[Figure record extracts]

──────────

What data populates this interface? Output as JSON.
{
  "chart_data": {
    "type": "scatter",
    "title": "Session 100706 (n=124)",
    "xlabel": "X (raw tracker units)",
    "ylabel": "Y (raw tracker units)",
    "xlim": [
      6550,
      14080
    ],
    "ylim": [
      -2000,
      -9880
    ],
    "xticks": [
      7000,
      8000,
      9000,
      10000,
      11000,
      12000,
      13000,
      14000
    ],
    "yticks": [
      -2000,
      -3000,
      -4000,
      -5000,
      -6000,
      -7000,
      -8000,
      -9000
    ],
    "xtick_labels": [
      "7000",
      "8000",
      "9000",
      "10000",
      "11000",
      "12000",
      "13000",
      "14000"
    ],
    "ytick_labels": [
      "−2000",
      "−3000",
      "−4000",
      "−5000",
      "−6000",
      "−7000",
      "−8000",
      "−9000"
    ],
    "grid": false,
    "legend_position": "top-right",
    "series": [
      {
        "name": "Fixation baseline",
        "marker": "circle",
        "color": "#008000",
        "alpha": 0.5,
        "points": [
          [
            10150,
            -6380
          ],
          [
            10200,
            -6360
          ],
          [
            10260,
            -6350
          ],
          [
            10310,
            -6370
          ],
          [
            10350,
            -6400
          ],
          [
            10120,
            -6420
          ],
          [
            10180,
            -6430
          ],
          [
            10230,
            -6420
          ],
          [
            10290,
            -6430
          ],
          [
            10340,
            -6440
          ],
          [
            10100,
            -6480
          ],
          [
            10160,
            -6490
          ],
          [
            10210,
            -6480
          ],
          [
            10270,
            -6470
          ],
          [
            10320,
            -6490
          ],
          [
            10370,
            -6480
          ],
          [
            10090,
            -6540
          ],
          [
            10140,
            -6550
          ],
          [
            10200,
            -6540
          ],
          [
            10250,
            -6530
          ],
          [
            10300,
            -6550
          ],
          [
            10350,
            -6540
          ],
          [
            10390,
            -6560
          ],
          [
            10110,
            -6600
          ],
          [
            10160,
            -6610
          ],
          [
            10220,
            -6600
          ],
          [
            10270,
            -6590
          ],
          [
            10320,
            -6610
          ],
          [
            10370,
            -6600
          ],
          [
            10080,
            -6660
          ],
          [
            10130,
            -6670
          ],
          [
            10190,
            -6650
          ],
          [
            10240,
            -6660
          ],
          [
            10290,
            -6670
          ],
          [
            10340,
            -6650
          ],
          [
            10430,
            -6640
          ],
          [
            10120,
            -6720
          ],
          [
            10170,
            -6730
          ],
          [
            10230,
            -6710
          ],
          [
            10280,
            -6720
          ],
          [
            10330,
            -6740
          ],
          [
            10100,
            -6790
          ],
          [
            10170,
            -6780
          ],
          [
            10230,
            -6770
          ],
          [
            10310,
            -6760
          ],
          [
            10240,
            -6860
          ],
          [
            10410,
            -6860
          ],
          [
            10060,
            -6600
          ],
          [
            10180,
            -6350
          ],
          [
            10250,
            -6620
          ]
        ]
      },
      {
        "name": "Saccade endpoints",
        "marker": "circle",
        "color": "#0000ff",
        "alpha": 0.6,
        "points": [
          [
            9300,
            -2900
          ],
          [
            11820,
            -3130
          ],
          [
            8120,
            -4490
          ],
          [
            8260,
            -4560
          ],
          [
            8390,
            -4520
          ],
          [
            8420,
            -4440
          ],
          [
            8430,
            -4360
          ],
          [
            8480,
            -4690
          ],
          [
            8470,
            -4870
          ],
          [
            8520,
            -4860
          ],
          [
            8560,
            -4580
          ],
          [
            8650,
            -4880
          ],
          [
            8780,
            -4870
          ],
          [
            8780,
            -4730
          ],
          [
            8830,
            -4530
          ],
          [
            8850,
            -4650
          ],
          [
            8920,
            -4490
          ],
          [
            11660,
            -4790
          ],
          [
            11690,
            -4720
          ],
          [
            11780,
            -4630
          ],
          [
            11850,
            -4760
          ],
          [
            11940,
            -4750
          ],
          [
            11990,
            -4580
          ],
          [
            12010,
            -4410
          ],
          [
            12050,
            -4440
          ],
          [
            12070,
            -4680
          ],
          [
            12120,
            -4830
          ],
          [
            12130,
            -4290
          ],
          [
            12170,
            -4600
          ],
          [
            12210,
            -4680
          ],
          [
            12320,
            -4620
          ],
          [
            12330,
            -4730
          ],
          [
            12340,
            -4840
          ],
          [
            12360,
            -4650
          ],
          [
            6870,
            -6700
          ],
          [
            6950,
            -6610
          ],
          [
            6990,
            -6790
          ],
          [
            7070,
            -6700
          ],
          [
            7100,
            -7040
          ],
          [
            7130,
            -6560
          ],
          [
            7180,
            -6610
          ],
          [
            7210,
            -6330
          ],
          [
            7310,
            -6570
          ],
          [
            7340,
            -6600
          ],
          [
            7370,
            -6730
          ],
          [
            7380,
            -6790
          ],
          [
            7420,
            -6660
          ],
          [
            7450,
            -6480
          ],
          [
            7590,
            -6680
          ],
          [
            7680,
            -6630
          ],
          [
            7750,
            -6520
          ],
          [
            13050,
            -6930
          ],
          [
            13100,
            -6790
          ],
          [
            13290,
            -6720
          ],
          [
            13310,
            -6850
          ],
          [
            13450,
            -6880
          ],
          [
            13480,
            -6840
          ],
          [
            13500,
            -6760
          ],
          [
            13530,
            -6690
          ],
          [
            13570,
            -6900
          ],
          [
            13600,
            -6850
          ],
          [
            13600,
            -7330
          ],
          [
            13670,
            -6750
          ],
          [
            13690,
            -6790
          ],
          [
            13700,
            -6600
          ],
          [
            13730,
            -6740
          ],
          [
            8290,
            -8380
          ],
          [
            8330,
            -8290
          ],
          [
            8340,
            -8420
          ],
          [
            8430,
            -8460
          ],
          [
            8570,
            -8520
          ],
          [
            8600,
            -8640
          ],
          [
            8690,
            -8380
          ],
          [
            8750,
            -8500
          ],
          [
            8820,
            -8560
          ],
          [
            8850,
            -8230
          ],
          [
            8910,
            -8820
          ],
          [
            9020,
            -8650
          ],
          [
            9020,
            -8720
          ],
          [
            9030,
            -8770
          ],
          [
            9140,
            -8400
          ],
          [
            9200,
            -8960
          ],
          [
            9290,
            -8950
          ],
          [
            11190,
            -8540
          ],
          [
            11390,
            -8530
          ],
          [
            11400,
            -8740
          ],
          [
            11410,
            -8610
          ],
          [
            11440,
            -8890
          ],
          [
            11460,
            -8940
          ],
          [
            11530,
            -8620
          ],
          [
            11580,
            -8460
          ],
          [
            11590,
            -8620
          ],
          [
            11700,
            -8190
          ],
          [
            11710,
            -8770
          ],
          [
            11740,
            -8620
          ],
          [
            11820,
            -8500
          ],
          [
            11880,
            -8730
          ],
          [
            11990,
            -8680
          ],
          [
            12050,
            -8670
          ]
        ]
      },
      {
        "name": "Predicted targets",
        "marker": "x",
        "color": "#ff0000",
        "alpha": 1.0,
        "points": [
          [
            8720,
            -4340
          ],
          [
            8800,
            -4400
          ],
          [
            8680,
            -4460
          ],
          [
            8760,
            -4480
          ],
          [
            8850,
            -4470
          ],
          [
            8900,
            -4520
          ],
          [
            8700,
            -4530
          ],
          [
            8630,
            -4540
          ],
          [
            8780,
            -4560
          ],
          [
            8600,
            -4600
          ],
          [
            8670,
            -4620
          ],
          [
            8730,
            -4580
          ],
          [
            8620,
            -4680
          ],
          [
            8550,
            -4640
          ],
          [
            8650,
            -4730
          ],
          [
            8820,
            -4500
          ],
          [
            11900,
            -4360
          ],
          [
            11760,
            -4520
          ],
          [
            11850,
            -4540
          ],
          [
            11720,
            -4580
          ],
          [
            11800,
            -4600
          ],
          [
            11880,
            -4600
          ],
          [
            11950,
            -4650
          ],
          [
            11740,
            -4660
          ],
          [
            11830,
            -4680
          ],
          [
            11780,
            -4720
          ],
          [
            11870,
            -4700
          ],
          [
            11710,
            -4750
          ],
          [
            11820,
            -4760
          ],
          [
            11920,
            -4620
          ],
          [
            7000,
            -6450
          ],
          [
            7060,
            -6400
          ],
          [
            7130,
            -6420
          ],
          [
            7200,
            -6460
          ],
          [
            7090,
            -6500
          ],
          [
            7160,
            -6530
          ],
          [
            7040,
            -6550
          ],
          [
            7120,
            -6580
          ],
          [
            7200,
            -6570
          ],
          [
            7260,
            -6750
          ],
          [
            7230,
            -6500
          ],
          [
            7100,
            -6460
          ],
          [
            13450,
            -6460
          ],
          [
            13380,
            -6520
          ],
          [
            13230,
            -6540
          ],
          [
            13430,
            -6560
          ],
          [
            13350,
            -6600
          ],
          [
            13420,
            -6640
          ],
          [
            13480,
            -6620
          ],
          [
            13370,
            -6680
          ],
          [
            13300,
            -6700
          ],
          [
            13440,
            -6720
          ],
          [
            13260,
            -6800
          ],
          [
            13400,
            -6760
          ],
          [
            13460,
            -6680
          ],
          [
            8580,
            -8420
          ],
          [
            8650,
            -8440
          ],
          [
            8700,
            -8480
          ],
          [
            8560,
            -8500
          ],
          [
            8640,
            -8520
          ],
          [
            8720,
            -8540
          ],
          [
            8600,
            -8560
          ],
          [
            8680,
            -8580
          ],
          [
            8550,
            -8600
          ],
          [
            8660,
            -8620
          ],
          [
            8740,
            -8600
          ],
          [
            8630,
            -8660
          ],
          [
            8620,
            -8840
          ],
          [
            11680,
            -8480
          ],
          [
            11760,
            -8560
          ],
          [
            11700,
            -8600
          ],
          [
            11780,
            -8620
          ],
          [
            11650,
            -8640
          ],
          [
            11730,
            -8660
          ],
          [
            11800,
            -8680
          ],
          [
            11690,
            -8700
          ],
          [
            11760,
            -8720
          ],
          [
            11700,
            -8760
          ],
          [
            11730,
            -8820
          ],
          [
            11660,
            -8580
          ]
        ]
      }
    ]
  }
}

──────────

In the listing above, find the lines holding the word "tracker" and copy them.

    "xlabel": "X (raw tracker units)",
    "ylabel": "Y (raw tracker units)",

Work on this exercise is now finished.